(Collected data entries)
......

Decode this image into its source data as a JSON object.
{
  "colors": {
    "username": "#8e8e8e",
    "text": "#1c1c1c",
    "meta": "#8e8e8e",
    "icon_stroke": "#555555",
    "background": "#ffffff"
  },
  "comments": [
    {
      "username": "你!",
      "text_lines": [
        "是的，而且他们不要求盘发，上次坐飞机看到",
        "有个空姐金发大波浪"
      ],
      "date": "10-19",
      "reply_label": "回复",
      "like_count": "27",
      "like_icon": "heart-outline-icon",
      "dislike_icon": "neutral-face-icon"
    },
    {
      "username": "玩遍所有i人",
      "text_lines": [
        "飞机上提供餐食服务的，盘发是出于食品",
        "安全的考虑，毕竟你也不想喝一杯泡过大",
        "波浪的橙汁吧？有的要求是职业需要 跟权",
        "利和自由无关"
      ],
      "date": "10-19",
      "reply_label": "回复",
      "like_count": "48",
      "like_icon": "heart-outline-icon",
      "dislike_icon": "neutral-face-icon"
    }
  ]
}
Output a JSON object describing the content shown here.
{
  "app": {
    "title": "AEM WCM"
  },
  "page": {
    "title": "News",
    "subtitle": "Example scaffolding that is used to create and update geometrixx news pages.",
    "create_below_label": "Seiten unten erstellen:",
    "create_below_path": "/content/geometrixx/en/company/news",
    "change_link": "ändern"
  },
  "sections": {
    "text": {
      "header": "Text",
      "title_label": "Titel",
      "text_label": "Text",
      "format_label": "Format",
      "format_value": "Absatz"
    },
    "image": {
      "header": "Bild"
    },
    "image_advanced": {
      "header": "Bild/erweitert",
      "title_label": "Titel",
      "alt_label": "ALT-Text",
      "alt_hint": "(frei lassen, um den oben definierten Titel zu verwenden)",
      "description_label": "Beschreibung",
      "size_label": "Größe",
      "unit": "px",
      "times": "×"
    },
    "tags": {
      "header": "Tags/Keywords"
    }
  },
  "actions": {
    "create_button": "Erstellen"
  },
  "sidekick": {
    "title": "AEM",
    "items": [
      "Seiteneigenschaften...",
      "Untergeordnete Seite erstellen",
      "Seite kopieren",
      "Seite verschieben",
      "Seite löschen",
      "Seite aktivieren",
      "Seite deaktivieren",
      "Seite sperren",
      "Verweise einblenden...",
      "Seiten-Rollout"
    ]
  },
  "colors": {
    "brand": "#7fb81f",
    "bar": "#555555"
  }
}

......

[WHAT THE TASK ASKS] Take the lines above and print them exactly.

[REPLY TO THE TASK]
Decode this image into its source data as a JSON object.
{
  "colors": {
    "username": "#8e8e8e",
    "text": "#1c1c1c",
    "meta": "#8e8e8e",
    "icon_stroke": "#555555",
    "background": "#ffffff"
  },
  "comments": [
    {
      "username": "你!",
      "text_lines": [
        "是的，而且他们不要求盘发，上次坐飞机看到",
        "有个空姐金发大波浪"
      ],
      "date": "10-19",
      "reply_label": "回复",
      "like_count": "27",
      "like_icon": "heart-outline-icon",
      "dislike_icon": "neutral-face-icon"
    },
    {
      "username": "玩遍所有i人",
      "text_lines": [
        "飞机上提供餐食服务的，盘发是出于食品",
        "安全的考虑，毕竟你也不想喝一杯泡过大",
        "波浪的橙汁吧？有的要求是职业需要 跟权",
        "利和自由无关"
      ],
      "date": "10-19",
      "reply_label": "回复",
      "like_count": "48",
      "like_icon": "heart-outline-icon",
      "dislike_icon": "neutral-face-icon"
    }
  ]
}
Output a JSON object describing the content shown here.
{
  "app": {
    "title": "AEM WCM"
  },
  "page": {
    "title": "News",
    "subtitle": "Example scaffolding that is used to create and update geometrixx news pages.",
    "create_below_label": "Seiten unten erstellen:",
    "create_below_path": "/content/geometrixx/en/company/news",
    "change_link": "ändern"
  },
  "sections": {
    "text": {
      "header": "Text",
      "title_label": "Titel",
      "text_label": "Text",
      "format_label": "Format",
      "format_value": "Absatz"
    },
    "image": {
      "header": "Bild"
    },
    "image_advanced": {
      "header": "Bild/erweitert",
      "title_label": "Titel",
      "alt_label": "ALT-Text",
      "alt_hint": "(frei lassen, um den oben definierten Titel zu verwenden)",
      "description_label": "Beschreibung",
      "size_label": "Größe",
      "unit": "px",
      "times": "×"
    },
    "tags": {
      "header": "Tags/Keywords"
    }
  },
  "actions": {
    "create_button": "Erstellen"
  },
  "sidekick": {
    "title": "AEM",
    "items": [
      "Seiteneigenschaften...",
      "Untergeordnete Seite erstellen",
      "Seite kopieren",
      "Seite verschieben",
      "Seite löschen",
      "Seite aktivieren",
      "Seite deaktivieren",
      "Seite sperren",
      "Verweise einblenden...",
      "Seiten-Rollout"
    ]
  },
  "colors": {
    "brand": "#7fb81f",
    "bar": "#555555"
  }
}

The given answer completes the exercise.